*Do this*:
Make an exact copy of each entry, leaving out every picture.

*Supplied material*:
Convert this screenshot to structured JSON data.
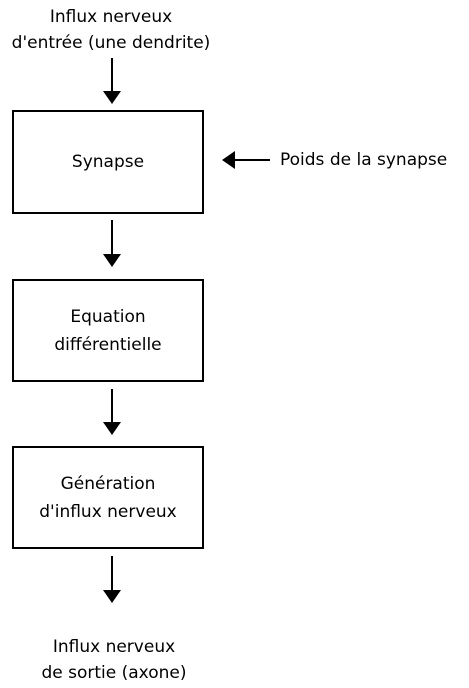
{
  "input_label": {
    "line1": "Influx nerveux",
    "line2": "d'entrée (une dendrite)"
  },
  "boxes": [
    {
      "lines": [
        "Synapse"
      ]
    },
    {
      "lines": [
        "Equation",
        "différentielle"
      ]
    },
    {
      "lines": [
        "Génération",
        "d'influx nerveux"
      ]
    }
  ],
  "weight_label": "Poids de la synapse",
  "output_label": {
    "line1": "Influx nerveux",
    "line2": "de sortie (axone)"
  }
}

*Worked answer*:
Convert this screenshot to structured JSON data.
{
  "input_label": {
    "line1": "Influx nerveux",
    "line2": "d'entrée (une dendrite)"
  },
  "boxes": [
    {
      "lines": [
        "Synapse"
      ]
    },
    {
      "lines": [
        "Equation",
        "différentielle"
      ]
    },
    {
      "lines": [
        "Génération",
        "d'influx nerveux"
      ]
    }
  ],
  "weight_label": "Poids de la synapse",
  "output_label": {
    "line1": "Influx nerveux",
    "line2": "de sortie (axone)"
  }
}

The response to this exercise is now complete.